[Start Given entries]

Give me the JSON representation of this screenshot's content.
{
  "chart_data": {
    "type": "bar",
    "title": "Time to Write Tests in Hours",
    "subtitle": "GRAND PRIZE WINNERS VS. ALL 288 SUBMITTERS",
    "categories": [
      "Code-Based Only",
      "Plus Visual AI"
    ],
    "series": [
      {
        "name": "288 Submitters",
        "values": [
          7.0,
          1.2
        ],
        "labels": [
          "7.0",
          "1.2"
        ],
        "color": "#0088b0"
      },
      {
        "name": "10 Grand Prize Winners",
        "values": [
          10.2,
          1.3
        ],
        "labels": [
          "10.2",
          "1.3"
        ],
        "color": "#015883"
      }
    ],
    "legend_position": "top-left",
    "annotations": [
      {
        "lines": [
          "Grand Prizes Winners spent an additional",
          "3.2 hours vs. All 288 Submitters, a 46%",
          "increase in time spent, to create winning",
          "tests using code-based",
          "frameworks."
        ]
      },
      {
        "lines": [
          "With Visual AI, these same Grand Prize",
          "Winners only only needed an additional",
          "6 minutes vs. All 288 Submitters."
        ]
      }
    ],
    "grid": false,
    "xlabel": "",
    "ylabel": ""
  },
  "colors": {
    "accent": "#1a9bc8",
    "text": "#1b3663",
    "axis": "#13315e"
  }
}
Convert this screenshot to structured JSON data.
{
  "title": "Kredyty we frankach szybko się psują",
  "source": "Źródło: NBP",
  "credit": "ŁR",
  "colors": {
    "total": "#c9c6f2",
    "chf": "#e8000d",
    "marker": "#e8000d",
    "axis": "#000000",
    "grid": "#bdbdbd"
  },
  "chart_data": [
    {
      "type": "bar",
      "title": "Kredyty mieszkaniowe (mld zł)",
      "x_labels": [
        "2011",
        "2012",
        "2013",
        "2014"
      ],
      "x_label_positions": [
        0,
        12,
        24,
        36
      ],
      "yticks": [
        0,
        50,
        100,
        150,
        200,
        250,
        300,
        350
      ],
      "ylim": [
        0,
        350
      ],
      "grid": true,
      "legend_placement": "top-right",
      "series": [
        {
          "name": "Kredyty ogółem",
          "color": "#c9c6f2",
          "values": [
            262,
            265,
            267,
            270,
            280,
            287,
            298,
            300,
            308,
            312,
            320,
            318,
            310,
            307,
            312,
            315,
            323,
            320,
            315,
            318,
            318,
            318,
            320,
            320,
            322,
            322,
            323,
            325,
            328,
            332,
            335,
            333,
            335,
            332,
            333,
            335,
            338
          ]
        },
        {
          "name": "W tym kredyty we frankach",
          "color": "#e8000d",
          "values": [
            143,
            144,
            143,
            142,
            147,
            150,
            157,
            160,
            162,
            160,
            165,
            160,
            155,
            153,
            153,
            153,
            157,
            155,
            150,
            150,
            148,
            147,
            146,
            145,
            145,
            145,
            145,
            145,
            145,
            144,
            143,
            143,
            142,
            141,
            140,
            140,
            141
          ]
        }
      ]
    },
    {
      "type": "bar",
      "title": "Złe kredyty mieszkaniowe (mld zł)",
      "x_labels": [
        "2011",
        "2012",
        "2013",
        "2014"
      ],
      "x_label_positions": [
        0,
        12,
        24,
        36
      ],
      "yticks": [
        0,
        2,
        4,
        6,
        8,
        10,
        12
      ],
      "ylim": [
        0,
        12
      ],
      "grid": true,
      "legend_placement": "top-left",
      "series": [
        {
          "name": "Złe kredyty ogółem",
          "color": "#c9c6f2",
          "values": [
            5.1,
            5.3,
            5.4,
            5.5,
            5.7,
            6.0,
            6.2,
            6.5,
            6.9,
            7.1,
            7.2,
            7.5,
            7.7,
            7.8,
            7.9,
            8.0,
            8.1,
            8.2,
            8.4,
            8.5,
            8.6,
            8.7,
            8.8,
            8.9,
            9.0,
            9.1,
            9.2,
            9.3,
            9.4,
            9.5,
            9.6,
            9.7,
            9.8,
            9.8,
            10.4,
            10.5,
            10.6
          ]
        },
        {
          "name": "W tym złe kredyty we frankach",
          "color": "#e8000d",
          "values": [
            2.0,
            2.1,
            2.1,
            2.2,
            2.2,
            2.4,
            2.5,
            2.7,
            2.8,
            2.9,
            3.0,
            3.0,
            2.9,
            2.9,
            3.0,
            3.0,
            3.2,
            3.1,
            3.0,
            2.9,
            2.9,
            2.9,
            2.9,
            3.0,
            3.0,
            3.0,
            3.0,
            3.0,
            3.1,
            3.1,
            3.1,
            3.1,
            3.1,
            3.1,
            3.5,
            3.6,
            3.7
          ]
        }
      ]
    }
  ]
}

[End Given entries]

Aim of the task: List the lines of the records where "additional" occurs.

Reply to the task:
          "Grand Prizes Winners spent an additional",
          "Winners only only needed an additional",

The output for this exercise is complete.